指示:
1) 後掲の回想文のうち「私の所属する専攻は」で始まる段落を、主な事実を残したまま箇条書きに書き改めてください。
2) 後掲の回想文の内容を2文で要約してください。
3) 後掲の大学院時代の回想文を、最後の段落に続けて書き継いでください。

学習用本文:
____

ここの話は私が20代の頃のしょうもない経験と考えたことを元に回想し、解釈しているだけで、必ずしも正しい知識ではないことが含まれていることをあらかじめおことわりしておきます。
1992年、夏。私は朝の新聞配達以外は「引きこもり」のような生活から少し歩みだし、20歳の時に東京江東区のとある高層ビルで警備員のアルバイトになりました。夜間のアルバイトです。そして、夜勤の警備員アルバイトをしながら、21歳の時に大学生になりました。
24歳で大学を卒業し就職をせずに、自動車工場の期間工を経て、25歳で大学院に入学しました。こんどのアルバイトも警備員ですが、場所は病院です。

大学院に進学しての変化は、より一層の精神的な自由を持ったことです。いつもの警備員のアルバイトをしながらも、時間の限り勉強できる。

私の所属する専攻は学際的なところでした。独立大学院だったこともあり、内部進学組もいませんでした。みんな、異なる大学の出身者です。出身の専攻も、教育学、法律学、経済学、スペイン語、ロシア語、建築学と様々でした。年齢層も私より年上も年下もいます。社会人を経験した後、青年海外協力隊員としてそれぞれアフリカに派遣された経験がある2人の女性が同級生でした。このようなメンバーで、少人数の授業が楽しくないわけがありません。

____

抽出資料:

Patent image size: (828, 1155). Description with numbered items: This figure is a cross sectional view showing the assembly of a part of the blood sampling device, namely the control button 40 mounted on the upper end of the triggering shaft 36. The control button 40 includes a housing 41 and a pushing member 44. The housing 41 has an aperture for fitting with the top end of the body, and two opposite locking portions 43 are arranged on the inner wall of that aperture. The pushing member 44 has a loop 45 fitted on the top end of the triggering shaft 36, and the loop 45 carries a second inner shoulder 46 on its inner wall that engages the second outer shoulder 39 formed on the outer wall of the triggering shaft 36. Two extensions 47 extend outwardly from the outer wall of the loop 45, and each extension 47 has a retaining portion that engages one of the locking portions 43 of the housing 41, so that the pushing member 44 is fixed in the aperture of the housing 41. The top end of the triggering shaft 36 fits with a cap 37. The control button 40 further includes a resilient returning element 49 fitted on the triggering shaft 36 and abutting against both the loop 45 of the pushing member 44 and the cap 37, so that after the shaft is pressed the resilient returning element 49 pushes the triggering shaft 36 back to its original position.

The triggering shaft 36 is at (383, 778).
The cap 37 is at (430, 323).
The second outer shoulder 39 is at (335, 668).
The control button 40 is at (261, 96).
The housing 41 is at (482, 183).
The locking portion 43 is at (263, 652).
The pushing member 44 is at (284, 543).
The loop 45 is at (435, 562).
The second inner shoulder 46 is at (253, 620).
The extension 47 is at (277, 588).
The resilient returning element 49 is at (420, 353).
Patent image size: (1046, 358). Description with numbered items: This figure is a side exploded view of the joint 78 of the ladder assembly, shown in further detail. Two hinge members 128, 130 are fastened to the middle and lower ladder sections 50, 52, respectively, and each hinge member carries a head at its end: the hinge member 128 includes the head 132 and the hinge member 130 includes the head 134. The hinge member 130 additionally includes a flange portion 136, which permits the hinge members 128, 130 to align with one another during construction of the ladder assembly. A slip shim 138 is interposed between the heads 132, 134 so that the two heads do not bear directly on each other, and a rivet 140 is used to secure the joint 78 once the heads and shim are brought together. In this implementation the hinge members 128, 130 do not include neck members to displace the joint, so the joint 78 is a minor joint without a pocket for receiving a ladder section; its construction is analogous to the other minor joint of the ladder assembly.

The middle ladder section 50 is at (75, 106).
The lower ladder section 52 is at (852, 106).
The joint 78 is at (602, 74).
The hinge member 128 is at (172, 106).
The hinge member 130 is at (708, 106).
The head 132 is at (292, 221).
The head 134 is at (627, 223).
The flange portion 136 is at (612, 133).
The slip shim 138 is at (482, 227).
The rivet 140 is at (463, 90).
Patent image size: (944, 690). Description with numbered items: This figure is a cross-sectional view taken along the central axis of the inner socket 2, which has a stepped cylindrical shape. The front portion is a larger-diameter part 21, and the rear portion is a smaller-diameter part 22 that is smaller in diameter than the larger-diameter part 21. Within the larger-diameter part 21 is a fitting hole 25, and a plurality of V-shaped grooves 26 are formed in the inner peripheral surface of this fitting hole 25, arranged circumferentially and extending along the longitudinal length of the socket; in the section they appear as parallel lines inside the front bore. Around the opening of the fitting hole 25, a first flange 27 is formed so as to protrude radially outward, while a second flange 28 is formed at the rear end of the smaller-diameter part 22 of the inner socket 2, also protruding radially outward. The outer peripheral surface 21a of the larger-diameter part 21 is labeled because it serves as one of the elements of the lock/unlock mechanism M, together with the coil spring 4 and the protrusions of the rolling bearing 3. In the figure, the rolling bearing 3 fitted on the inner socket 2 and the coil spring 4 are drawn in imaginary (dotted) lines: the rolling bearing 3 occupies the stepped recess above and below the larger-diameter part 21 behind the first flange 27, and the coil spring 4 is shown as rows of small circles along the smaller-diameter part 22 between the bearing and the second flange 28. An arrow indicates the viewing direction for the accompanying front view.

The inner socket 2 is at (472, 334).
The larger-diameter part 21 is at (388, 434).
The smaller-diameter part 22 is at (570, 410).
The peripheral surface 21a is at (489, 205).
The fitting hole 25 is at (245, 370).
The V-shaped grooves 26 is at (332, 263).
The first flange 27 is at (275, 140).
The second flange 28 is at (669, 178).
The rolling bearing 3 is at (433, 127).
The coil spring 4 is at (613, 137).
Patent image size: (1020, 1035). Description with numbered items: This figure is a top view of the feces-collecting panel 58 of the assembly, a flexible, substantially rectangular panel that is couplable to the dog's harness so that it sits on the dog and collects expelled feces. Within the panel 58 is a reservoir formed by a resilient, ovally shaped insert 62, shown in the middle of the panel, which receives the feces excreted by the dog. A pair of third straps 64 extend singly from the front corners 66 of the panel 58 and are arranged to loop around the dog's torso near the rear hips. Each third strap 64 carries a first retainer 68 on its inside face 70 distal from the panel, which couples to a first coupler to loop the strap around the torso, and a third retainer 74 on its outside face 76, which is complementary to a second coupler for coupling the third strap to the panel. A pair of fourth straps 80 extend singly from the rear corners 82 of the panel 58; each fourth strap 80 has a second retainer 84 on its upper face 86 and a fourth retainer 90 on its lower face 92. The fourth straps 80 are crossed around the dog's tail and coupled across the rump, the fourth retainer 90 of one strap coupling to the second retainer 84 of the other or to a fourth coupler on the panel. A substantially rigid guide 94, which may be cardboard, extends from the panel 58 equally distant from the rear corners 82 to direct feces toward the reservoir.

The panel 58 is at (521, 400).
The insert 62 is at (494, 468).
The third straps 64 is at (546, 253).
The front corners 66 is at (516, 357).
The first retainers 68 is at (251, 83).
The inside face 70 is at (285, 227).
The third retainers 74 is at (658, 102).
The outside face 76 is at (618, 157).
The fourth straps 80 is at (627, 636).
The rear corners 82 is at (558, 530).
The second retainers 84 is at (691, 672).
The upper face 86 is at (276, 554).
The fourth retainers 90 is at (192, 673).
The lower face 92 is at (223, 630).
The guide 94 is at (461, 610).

____

各課題の解答:
1)
- 筆者の所属する専攻は学際的だった。
- 独立大学院だったため内部進学組はおらず、全員が異なる大学の出身者だった。
- 出身専攻は教育学、法律学、経済学、スペイン語、ロシア語、建築学などさまざまだった。
- 筆者より年上の者も年下の者もいた。
- 社会人を経験した後、青年海外協力隊員としてアフリカに派遣された経験を持つ女性2人が同級生だった。
- このような顔ぶれでの少人数の授業は楽しかった。

2) 筆者は1992年、20歳のときに東京江東区の高層ビルで夜間の警備員アルバイトを始め、それを続けながら21歳で大学生になった。24歳で大学を卒業した後は就職せず、自動車工場の期間工を経て25歳で大学院に入学し、病院での警備員アルバイトをしながら、出身の異なる同級生とともに学際的な専攻で学んだ。

3)
この研究科にはほかに、経済学を主とする専攻と政治学を主とする専攻があり、かれらも同じ研究棟のフロアにいました。修士課程の1年生はいわゆる「大部屋」の住人です。広い部屋にパーティションで区切られた机が並び、個人にあてがわれます。細々したことは先輩たちに聞きながら覚えていきます。

修士課程2年目以上になると、少し小さな部屋で同じ専攻の学生が学ぶことになります。なんにせよ、大学に自分の机があり、24時間利用することができます。どの時間にやってきても、誰かは研究している場所です。

この研究科の気に入っていた点は、大学院生の年齢やバックグランドが多様であったことです。すでに紹介したように、青年海外協力隊を終えてから、その経験を振り返り学ぶひと、中等教育学校の教員をしながら社会人として学ぶひと、仕事を辞めて学ぶひと、国際公務員になるために学ぶひと、開発援助の専門家を目指す者など、いろいろな目標を持つ者が集まっていました。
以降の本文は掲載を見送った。